— BEGIN GIVEN DATA —

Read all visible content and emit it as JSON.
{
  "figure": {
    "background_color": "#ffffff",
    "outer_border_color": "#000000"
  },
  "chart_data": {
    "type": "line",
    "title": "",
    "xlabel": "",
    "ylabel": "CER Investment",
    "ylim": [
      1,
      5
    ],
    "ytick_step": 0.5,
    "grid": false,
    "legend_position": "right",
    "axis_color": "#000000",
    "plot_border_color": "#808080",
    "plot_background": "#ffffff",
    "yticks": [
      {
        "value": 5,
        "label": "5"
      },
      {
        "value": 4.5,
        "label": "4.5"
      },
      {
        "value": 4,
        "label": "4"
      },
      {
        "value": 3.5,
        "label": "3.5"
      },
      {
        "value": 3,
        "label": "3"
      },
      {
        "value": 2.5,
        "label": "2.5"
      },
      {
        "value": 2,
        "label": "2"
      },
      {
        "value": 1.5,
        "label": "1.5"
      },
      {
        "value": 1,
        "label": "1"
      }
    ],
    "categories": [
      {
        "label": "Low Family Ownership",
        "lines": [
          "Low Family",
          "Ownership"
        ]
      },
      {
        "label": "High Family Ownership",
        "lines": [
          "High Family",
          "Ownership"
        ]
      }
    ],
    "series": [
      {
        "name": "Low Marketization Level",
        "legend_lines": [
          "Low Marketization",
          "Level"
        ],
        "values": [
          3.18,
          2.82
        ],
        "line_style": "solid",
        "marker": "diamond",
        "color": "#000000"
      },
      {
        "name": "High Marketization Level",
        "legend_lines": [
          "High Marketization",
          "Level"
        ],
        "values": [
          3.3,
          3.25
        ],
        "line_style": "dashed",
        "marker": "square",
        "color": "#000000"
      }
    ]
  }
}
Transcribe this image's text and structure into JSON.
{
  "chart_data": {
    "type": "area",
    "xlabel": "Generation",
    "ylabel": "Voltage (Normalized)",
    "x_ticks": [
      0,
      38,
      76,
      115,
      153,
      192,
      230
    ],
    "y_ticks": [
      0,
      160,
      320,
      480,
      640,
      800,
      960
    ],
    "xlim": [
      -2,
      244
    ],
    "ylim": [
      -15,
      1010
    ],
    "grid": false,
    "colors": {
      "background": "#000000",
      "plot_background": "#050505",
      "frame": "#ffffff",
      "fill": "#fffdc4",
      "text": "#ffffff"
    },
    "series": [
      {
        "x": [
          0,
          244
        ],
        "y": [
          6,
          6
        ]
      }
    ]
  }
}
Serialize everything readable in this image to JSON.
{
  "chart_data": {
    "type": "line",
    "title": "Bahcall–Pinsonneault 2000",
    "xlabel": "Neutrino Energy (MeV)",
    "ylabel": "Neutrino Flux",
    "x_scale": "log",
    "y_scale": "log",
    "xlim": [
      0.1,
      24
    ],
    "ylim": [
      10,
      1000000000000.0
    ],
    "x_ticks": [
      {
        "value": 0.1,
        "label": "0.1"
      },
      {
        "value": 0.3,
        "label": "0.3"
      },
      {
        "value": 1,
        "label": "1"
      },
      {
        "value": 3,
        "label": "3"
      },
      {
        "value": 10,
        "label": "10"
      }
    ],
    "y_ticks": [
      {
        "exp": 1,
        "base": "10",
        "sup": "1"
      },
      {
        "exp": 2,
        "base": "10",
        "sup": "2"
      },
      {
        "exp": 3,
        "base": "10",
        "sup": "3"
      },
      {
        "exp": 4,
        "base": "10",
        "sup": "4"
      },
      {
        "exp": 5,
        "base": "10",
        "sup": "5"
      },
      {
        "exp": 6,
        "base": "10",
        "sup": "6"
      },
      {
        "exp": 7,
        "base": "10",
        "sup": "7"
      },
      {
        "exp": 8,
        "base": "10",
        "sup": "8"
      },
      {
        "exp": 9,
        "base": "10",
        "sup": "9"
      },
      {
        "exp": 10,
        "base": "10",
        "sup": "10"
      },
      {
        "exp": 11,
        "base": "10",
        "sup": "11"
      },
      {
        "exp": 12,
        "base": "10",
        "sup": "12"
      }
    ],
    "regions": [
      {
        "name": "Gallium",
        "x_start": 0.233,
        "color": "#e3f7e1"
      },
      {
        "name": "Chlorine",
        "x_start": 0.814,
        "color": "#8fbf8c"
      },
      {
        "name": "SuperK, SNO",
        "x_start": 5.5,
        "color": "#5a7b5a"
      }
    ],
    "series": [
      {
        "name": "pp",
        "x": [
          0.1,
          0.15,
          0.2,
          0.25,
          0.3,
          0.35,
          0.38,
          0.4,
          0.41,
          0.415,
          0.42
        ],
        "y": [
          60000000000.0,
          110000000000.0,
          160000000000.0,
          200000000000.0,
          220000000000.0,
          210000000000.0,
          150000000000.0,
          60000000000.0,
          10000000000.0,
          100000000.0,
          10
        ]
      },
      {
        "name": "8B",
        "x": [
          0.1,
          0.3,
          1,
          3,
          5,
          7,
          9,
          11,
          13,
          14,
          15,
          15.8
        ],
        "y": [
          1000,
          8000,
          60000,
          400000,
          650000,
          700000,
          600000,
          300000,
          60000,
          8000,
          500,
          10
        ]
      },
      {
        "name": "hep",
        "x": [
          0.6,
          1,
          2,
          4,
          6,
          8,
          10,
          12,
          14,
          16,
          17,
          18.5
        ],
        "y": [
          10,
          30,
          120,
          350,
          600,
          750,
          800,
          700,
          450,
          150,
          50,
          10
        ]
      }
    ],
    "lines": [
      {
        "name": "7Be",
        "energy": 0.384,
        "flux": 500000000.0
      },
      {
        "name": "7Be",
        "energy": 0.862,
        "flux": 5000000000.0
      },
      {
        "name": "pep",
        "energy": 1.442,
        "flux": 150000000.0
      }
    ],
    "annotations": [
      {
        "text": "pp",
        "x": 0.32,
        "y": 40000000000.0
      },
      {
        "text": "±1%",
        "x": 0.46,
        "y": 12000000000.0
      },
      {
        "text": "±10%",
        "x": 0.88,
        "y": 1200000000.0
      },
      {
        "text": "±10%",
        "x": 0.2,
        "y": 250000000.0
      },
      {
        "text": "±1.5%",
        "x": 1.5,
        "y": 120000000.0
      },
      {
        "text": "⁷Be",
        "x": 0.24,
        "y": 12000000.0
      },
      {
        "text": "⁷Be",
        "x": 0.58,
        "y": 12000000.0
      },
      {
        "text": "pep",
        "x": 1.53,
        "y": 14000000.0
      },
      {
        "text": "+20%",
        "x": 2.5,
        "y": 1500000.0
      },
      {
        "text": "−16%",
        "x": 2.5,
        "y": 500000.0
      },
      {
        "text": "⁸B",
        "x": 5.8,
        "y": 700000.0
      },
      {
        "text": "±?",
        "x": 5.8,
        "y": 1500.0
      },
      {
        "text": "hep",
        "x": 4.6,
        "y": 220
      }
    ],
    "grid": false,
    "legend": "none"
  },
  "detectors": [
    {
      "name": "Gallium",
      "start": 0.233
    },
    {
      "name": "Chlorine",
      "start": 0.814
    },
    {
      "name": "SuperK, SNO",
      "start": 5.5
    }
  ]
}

— END GIVEN DATA —

» **GOAL OF THE EXERCISE**
Repeat all the entries word for word.

» **RESULT**
Read all visible content and emit it as JSON.
{
  "figure": {
    "background_color": "#ffffff",
    "outer_border_color": "#000000"
  },
  "chart_data": {
    "type": "line",
    "title": "",
    "xlabel": "",
    "ylabel": "CER Investment",
    "ylim": [
      1,
      5
    ],
    "ytick_step": 0.5,
    "grid": false,
    "legend_position": "right",
    "axis_color": "#000000",
    "plot_border_color": "#808080",
    "plot_background": "#ffffff",
    "yticks": [
      {
        "value": 5,
        "label": "5"
      },
      {
        "value": 4.5,
        "label": "4.5"
      },
      {
        "value": 4,
        "label": "4"
      },
      {
        "value": 3.5,
        "label": "3.5"
      },
      {
        "value": 3,
        "label": "3"
      },
      {
        "value": 2.5,
        "label": "2.5"
      },
      {
        "value": 2,
        "label": "2"
      },
      {
        "value": 1.5,
        "label": "1.5"
      },
      {
        "value": 1,
        "label": "1"
      }
    ],
    "categories": [
      {
        "label": "Low Family Ownership",
        "lines": [
          "Low Family",
          "Ownership"
        ]
      },
      {
        "label": "High Family Ownership",
        "lines": [
          "High Family",
          "Ownership"
        ]
      }
    ],
    "series": [
      {
        "name": "Low Marketization Level",
        "legend_lines": [
          "Low Marketization",
          "Level"
        ],
        "values": [
          3.18,
          2.82
        ],
        "line_style": "solid",
        "marker": "diamond",
        "color": "#000000"
      },
      {
        "name": "High Marketization Level",
        "legend_lines": [
          "High Marketization",
          "Level"
        ],
        "values": [
          3.3,
          3.25
        ],
        "line_style": "dashed",
        "marker": "square",
        "color": "#000000"
      }
    ]
  }
}
Transcribe this image's text and structure into JSON.
{
  "chart_data": {
    "type": "area",
    "xlabel": "Generation",
    "ylabel": "Voltage (Normalized)",
    "x_ticks": [
      0,
      38,
      76,
      115,
      153,
      192,
      230
    ],
    "y_ticks": [
      0,
      160,
      320,
      480,
      640,
      800,
      960
    ],
    "xlim": [
      -2,
      244
    ],
    "ylim": [
      -15,
      1010
    ],
    "grid": false,
    "colors": {
      "background": "#000000",
      "plot_background": "#050505",
      "frame": "#ffffff",
      "fill": "#fffdc4",
      "text": "#ffffff"
    },
    "series": [
      {
        "x": [
          0,
          244
        ],
        "y": [
          6,
          6
        ]
      }
    ]
  }
}
Serialize everything readable in this image to JSON.
{
  "chart_data": {
    "type": "line",
    "title": "Bahcall–Pinsonneault 2000",
    "xlabel": "Neutrino Energy (MeV)",
    "ylabel": "Neutrino Flux",
    "x_scale": "log",
    "y_scale": "log",
    "xlim": [
      0.1,
      24
    ],
    "ylim": [
      10,
      1000000000000.0
    ],
    "x_ticks": [
      {
        "value": 0.1,
        "label": "0.1"
      },
      {
        "value": 0.3,
        "label": "0.3"
      },
      {
        "value": 1,
        "label": "1"
      },
      {
        "value": 3,
        "label": "3"
      },
      {
        "value": 10,
        "label": "10"
      }
    ],
    "y_ticks": [
      {
        "exp": 1,
        "base": "10",
        "sup": "1"
      },
      {
        "exp": 2,
        "base": "10",
        "sup": "2"
      },
      {
        "exp": 3,
        "base": "10",
        "sup": "3"
      },
      {
        "exp": 4,
        "base": "10",
        "sup": "4"
      },
      {
        "exp": 5,
        "base": "10",
        "sup": "5"
      },
      {
        "exp": 6,
        "base": "10",
        "sup": "6"
      },
      {
        "exp": 7,
        "base": "10",
        "sup": "7"
      },
      {
        "exp": 8,
        "base": "10",
        "sup": "8"
      },
      {
        "exp": 9,
        "base": "10",
        "sup": "9"
      },
      {
        "exp": 10,
        "base": "10",
        "sup": "10"
      },
      {
        "exp": 11,
        "base": "10",
        "sup": "11"
      },
      {
        "exp": 12,
        "base": "10",
        "sup": "12"
      }
    ],
    "regions": [
      {
        "name": "Gallium",
        "x_start": 0.233,
        "color": "#e3f7e1"
      },
      {
        "name": "Chlorine",
        "x_start": 0.814,
        "color": "#8fbf8c"
      },
      {
        "name": "SuperK, SNO",
        "x_start": 5.5,
        "color": "#5a7b5a"
      }
    ],
    "series": [
      {
        "name": "pp",
        "x": [
          0.1,
          0.15,
          0.2,
          0.25,
          0.3,
          0.35,
          0.38,
          0.4,
          0.41,
          0.415,
          0.42
        ],
        "y": [
          60000000000.0,
          110000000000.0,
          160000000000.0,
          200000000000.0,
          220000000000.0,
          210000000000.0,
          150000000000.0,
          60000000000.0,
          10000000000.0,
          100000000.0,
          10
        ]
      },
      {
        "name": "8B",
        "x": [
          0.1,
          0.3,
          1,
          3,
          5,
          7,
          9,
          11,
          13,
          14,
          15,
          15.8
        ],
        "y": [
          1000,
          8000,
          60000,
          400000,
          650000,
          700000,
          600000,
          300000,
          60000,
          8000,
          500,
          10
        ]
      },
      {
        "name": "hep",
        "x": [
          0.6,
          1,
          2,
          4,
          6,
          8,
          10,
          12,
          14,
          16,
          17,
          18.5
        ],
        "y": [
          10,
          30,
          120,
          350,
          600,
          750,
          800,
          700,
          450,
          150,
          50,
          10
        ]
      }
    ],
    "lines": [
      {
        "name": "7Be",
        "energy": 0.384,
        "flux": 500000000.0
      },
      {
        "name": "7Be",
        "energy": 0.862,
        "flux": 5000000000.0
      },
      {
        "name": "pep",
        "energy": 1.442,
        "flux": 150000000.0
      }
    ],
    "annotations": [
      {
        "text": "pp",
        "x": 0.32,
        "y": 40000000000.0
      },
      {
        "text": "±1%",
        "x": 0.46,
        "y": 12000000000.0
      },
      {
        "text": "±10%",
        "x": 0.88,
        "y": 1200000000.0
      },
      {
        "text": "±10%",
        "x": 0.2,
        "y": 250000000.0
      },
      {
        "text": "±1.5%",
        "x": 1.5,
        "y": 120000000.0
      },
      {
        "text": "⁷Be",
        "x": 0.24,
        "y": 12000000.0
      },
      {
        "text": "⁷Be",
        "x": 0.58,
        "y": 12000000.0
      },
      {
        "text": "pep",
        "x": 1.53,
        "y": 14000000.0
      },
      {
        "text": "+20%",
        "x": 2.5,
        "y": 1500000.0
      },
      {
        "text": "−16%",
        "x": 2.5,
        "y": 500000.0
      },
      {
        "text": "⁸B",
        "x": 5.8,
        "y": 700000.0
      },
      {
        "text": "±?",
        "x": 5.8,
        "y": 1500.0
      },
      {
        "text": "hep",
        "x": 4.6,
        "y": 220
      }
    ],
    "grid": false,
    "legend": "none"
  },
  "detectors": [
    {
      "name": "Gallium",
      "start": 0.233
    },
    {
      "name": "Chlorine",
      "start": 0.814
    },
    {
      "name": "SuperK, SNO",
      "start": 5.5
    }
  ]
}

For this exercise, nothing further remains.